• Exercise brief
In the records below, locate the line containing "Transcribe the text in this document.", then extract it and all following lines exactly, ending with the last line.

--- Exercise data ---

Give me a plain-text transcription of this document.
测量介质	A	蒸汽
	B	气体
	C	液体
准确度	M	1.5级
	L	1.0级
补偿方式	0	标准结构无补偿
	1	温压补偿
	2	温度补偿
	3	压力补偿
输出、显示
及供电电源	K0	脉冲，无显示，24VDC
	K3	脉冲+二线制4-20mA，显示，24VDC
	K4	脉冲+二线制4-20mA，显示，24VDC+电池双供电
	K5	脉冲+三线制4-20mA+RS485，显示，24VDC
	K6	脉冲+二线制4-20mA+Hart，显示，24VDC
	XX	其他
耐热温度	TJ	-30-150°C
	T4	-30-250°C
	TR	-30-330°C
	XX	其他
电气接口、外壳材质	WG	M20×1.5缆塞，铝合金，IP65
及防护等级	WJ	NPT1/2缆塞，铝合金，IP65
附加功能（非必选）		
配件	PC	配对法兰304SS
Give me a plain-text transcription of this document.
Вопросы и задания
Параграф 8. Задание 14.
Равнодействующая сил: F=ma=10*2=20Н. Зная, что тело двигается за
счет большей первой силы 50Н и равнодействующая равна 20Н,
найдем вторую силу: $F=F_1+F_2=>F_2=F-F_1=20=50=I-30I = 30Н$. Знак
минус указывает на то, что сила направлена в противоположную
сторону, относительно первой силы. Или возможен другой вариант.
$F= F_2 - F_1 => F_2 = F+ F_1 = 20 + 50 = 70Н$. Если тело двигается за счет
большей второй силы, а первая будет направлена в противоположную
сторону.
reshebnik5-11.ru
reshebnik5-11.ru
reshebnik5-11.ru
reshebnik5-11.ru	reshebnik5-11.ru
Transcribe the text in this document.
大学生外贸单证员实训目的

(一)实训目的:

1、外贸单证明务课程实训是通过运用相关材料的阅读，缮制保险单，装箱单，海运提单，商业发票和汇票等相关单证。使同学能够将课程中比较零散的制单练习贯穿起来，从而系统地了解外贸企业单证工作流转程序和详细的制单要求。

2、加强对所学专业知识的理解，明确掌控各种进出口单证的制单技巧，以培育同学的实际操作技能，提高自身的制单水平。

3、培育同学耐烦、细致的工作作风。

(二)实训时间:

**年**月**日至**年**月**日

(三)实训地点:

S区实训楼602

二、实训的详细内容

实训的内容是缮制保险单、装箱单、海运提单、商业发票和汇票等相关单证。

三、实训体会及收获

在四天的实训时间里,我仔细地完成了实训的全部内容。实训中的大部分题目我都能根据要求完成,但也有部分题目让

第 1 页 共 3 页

---

• Output of the exercise
Transcribe the text in this document.
大学生外贸单证员实训目的

(一)实训目的:

1、外贸单证明务课程实训是通过运用相关材料的阅读，缮制保险单，装箱单，海运提单，商业发票和汇票等相关单证。使同学能够将课程中比较零散的制单练习贯穿起来，从而系统地了解外贸企业单证工作流转程序和详细的制单要求。

2、加强对所学专业知识的理解，明确掌控各种进出口单证的制单技巧，以培育同学的实际操作技能，提高自身的制单水平。

3、培育同学耐烦、细致的工作作风。

(二)实训时间:

**年**月**日至**年**月**日

(三)实训地点:

S区实训楼602

二、实训的详细内容

实训的内容是缮制保险单、装箱单、海运提单、商业发票和汇票等相关单证。

三、实训体会及收获

在四天的实训时间里,我仔细地完成了实训的全部内容。实训中的大部分题目我都能根据要求完成,但也有部分题目让

第 1 页 共 3 页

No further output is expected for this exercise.